- _Exercise instructions_
Copy each line of the material in which the word "murB" appears.

- _Supplied records_
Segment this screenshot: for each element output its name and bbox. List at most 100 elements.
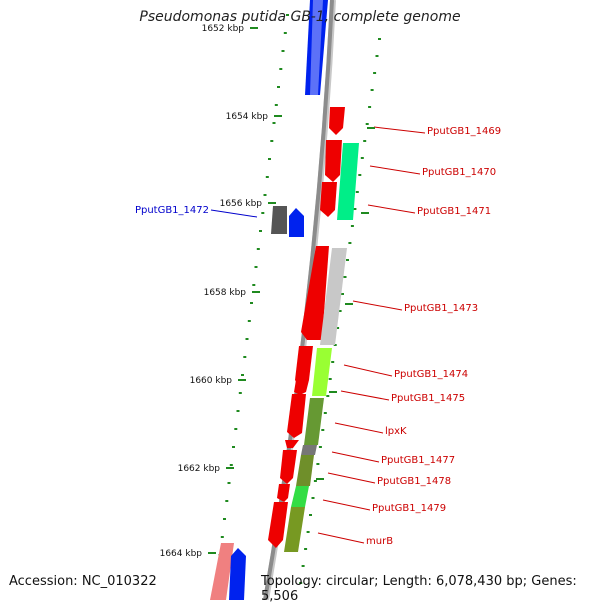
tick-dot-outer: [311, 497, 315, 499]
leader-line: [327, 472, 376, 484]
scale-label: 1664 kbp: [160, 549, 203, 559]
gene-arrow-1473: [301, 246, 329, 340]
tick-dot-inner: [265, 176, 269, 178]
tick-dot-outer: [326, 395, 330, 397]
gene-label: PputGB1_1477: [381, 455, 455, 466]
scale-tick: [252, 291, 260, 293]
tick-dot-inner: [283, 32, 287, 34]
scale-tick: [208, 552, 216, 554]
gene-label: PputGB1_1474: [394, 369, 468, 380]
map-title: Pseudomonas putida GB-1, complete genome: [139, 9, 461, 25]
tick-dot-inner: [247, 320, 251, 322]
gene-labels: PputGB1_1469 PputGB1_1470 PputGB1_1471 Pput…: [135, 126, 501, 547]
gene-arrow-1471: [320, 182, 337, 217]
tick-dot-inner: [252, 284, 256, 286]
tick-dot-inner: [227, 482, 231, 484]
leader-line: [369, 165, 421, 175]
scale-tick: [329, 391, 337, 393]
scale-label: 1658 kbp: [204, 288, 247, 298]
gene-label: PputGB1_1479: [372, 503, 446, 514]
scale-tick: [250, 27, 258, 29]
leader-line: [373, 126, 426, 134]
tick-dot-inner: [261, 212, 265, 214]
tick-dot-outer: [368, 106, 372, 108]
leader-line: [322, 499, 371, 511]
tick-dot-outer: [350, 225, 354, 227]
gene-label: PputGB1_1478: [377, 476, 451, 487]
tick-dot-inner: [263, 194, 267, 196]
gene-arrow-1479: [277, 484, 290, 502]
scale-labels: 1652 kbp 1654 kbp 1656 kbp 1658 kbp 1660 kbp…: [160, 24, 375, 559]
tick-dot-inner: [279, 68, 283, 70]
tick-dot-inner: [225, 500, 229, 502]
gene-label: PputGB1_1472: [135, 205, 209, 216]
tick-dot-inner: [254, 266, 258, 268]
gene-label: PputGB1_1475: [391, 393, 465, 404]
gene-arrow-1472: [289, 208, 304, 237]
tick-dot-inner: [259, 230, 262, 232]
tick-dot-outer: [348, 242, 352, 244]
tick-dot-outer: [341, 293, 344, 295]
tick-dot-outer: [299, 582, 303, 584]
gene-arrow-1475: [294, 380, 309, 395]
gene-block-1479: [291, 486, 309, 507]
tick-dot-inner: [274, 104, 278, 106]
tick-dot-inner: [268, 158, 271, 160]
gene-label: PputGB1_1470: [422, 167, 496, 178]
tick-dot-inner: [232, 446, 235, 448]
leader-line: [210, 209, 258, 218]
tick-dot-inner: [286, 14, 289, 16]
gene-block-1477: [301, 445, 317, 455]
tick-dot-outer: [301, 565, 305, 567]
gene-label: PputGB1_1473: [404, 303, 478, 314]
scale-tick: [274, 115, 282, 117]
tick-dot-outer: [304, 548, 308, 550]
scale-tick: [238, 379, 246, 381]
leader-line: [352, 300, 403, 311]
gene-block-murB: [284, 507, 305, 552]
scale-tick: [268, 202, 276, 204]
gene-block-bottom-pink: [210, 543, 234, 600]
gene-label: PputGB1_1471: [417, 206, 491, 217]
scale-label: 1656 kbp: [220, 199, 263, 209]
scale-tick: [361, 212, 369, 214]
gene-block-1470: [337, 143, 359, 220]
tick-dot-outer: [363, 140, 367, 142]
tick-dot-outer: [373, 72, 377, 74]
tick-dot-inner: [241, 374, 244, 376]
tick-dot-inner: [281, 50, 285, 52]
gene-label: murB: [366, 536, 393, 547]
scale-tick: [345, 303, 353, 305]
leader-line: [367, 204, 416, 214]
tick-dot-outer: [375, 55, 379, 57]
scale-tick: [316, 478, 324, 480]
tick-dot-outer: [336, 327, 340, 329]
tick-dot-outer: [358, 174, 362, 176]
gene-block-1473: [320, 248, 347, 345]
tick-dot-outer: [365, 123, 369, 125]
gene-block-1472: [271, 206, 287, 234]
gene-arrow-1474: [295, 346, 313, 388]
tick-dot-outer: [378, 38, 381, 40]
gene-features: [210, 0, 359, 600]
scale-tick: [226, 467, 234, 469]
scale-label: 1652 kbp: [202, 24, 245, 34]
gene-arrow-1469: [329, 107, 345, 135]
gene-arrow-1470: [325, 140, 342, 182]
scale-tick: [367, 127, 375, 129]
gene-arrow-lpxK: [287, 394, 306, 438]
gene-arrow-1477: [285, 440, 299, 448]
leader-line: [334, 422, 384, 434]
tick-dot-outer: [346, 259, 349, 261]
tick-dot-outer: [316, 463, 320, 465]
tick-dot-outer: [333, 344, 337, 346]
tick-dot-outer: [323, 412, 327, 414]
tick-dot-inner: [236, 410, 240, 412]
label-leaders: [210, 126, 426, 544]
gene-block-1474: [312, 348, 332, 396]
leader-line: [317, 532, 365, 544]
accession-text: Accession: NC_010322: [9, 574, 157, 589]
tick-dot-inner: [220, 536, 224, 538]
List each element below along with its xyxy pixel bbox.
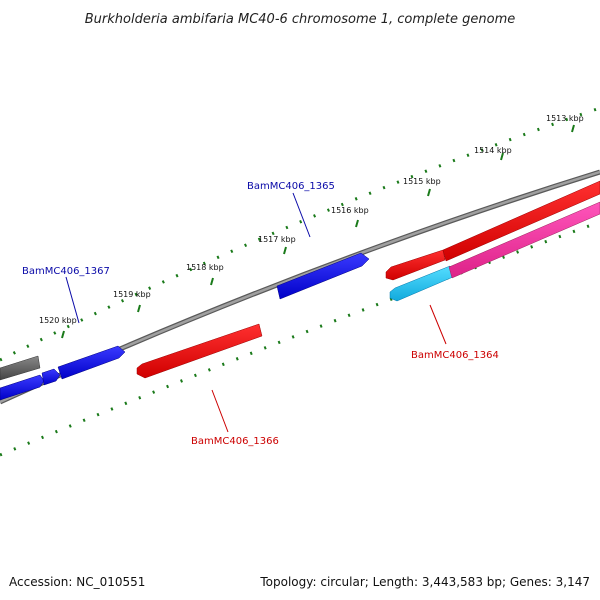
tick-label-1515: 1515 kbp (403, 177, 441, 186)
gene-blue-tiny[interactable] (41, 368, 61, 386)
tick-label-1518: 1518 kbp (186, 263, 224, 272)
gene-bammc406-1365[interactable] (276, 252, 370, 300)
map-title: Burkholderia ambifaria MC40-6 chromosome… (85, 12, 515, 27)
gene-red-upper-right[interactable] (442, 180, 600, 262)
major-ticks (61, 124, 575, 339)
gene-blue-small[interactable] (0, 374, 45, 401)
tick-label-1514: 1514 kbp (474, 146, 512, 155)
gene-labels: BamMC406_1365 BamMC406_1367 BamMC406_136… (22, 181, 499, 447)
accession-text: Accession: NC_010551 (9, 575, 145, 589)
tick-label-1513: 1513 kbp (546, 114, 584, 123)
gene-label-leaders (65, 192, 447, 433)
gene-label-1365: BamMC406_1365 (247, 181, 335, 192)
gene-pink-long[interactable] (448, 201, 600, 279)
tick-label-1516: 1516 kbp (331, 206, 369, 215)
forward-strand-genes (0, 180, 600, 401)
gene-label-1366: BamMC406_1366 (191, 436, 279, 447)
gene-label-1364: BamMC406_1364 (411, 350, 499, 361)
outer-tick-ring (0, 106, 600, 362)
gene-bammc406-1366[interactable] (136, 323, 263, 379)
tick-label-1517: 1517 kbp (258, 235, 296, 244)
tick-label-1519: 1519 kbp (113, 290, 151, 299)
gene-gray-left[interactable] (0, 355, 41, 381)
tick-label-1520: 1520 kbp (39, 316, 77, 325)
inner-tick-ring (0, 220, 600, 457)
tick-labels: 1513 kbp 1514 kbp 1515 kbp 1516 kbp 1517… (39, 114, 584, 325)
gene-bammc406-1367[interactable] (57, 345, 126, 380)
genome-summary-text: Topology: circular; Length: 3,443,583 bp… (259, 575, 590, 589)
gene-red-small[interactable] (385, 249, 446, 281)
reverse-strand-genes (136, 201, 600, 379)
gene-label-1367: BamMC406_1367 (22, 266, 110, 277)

- _Your solution_
gene-block-murB: [284, 507, 305, 552]
gene-label: murB: [366, 536, 393, 547]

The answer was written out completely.